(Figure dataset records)
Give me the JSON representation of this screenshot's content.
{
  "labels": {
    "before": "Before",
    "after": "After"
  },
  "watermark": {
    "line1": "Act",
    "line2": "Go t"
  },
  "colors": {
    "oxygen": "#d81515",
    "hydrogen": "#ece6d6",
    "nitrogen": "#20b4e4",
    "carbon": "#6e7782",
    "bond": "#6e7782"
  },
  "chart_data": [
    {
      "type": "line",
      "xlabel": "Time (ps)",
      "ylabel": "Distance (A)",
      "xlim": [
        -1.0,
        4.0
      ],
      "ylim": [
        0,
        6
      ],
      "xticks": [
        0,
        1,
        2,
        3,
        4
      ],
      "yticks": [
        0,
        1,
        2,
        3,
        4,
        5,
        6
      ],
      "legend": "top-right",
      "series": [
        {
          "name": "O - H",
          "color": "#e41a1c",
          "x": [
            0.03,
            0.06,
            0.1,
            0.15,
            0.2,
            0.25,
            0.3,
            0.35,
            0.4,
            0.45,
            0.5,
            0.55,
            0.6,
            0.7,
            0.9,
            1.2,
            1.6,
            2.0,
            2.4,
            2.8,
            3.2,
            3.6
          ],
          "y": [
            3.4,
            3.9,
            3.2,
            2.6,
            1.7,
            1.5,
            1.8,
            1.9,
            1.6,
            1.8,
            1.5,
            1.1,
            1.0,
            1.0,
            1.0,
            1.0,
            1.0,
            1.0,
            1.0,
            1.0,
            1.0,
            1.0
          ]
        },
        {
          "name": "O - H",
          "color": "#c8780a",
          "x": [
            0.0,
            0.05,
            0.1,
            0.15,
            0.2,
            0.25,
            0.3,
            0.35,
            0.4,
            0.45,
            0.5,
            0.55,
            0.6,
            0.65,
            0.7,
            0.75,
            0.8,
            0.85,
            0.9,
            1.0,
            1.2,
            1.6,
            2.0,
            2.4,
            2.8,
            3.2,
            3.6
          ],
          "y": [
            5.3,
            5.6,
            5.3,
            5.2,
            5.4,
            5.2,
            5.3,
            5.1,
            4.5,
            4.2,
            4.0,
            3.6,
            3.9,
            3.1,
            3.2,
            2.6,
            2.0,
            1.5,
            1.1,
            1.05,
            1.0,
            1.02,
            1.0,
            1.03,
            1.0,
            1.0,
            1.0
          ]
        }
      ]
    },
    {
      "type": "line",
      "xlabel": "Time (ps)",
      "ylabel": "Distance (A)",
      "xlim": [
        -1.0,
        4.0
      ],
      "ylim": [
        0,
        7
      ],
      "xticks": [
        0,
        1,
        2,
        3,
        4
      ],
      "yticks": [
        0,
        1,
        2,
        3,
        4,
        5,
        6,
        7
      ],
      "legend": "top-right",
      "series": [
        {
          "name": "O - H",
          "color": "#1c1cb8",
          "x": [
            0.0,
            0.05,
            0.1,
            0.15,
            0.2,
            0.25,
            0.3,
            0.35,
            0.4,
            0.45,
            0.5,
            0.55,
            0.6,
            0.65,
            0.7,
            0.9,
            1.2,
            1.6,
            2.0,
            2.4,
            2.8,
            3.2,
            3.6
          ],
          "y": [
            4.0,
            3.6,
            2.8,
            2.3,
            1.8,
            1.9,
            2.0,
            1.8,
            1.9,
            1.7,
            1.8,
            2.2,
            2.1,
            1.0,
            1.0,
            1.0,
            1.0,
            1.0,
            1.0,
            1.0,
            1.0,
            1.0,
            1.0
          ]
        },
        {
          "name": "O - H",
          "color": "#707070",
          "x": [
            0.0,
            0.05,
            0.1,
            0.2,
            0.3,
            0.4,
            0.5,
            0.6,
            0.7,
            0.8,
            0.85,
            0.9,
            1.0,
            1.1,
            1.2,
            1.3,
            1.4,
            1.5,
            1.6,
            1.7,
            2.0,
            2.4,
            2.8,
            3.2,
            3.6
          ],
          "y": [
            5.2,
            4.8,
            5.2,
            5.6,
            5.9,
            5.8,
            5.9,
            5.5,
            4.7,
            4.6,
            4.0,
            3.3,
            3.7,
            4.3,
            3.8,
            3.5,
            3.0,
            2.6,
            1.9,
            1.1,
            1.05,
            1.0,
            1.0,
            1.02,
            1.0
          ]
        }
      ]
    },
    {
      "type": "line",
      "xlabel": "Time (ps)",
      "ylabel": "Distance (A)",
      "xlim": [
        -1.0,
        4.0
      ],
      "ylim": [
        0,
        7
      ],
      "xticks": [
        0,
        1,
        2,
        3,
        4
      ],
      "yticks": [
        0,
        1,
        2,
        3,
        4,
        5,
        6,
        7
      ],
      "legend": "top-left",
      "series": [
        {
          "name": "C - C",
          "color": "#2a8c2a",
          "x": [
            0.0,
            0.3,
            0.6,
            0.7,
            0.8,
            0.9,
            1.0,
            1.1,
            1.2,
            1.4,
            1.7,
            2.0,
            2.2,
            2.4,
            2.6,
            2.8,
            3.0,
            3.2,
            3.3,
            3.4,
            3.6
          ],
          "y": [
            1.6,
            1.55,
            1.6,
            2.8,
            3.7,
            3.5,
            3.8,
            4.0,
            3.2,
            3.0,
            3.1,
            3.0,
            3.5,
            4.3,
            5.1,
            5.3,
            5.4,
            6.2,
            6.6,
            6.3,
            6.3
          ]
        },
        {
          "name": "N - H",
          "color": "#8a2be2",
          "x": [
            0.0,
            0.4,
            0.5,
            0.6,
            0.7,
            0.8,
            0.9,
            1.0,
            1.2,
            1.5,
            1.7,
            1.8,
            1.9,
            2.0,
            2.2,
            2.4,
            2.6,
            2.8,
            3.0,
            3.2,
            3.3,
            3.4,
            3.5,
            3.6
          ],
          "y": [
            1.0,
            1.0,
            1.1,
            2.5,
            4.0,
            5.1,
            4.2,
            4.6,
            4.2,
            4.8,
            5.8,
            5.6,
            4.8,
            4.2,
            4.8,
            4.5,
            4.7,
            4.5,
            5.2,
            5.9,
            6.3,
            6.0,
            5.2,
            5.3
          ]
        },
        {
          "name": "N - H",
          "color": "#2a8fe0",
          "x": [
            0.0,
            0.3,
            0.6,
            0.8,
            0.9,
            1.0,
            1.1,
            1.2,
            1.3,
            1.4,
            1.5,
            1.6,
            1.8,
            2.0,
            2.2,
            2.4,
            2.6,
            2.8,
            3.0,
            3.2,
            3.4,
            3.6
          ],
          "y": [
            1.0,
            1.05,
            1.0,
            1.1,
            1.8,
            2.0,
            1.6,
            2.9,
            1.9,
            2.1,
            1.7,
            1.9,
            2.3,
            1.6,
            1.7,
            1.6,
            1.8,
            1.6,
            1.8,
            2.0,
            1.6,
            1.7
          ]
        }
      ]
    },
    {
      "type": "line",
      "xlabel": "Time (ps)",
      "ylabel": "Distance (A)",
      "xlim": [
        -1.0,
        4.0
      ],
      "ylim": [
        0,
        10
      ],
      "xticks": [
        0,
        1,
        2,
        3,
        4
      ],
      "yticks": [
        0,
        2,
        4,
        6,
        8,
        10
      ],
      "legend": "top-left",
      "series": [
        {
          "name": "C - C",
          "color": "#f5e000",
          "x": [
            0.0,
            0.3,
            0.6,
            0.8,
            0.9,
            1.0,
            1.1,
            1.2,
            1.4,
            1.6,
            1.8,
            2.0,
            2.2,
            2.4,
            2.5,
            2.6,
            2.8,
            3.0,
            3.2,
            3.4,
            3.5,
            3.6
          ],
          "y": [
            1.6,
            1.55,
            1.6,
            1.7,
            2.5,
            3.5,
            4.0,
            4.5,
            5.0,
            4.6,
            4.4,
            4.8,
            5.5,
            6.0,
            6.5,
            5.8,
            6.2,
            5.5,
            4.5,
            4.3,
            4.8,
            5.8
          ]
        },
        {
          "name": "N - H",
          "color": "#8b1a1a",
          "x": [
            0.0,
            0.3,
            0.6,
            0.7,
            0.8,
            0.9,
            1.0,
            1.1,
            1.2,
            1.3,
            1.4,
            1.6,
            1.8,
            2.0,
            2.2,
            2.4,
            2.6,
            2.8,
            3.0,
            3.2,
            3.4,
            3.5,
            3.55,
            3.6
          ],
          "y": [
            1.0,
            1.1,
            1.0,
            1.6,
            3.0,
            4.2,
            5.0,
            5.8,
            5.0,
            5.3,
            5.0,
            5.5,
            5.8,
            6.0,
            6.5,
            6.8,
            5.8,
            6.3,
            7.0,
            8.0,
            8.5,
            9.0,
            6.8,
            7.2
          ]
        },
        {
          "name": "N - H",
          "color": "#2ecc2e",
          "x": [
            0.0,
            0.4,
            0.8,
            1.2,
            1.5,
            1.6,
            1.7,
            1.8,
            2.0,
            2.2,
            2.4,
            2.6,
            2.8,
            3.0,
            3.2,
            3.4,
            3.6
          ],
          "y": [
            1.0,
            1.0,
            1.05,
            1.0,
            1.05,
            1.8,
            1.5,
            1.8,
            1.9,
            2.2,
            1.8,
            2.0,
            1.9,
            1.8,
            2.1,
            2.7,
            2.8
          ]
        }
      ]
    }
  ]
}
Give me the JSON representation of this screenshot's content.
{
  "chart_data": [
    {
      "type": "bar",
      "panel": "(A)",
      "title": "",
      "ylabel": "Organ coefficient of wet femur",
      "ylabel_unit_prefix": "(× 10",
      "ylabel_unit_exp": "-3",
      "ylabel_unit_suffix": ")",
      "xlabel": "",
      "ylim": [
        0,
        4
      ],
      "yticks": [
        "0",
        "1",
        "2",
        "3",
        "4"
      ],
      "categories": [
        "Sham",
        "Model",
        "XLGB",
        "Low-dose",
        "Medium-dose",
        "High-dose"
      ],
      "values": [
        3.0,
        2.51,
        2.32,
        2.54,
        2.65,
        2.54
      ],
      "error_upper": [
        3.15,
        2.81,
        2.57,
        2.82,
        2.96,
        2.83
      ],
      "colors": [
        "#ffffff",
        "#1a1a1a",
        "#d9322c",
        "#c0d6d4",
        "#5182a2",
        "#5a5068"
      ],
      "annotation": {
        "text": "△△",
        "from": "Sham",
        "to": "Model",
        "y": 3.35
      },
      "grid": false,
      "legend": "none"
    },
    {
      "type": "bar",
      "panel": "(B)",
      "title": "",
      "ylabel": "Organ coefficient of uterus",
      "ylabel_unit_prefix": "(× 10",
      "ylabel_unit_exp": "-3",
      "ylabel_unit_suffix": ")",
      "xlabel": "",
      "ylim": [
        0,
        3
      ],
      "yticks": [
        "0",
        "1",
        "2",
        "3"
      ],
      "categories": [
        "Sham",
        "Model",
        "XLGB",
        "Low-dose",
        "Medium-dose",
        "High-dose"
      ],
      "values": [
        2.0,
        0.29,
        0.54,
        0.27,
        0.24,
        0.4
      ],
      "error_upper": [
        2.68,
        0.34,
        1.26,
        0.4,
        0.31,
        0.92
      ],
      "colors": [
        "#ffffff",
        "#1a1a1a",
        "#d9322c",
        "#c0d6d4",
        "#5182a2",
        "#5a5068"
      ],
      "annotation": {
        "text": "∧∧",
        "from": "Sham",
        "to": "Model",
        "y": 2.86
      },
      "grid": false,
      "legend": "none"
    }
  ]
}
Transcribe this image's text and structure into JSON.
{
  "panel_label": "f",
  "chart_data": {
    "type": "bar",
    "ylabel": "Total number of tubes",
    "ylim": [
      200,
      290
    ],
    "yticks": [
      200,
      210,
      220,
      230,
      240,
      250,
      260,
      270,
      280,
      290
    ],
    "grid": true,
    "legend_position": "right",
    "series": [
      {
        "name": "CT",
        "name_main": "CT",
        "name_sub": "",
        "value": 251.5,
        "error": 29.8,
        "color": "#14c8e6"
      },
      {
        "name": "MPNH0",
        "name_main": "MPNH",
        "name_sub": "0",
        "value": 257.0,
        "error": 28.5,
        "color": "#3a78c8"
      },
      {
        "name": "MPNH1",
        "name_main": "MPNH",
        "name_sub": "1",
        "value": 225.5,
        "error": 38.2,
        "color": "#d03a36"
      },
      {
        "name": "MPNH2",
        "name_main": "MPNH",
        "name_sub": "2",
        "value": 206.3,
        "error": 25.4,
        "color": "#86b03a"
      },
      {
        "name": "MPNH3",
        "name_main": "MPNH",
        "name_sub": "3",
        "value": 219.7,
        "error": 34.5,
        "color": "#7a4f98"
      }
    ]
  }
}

_Task to complete_
Only lines that contain the word "Organ" are wanted; copy each of them.

_Answer to this problem_
      "ylabel": "Organ coefficient of wet femur",
      "ylabel": "Organ coefficient of uterus",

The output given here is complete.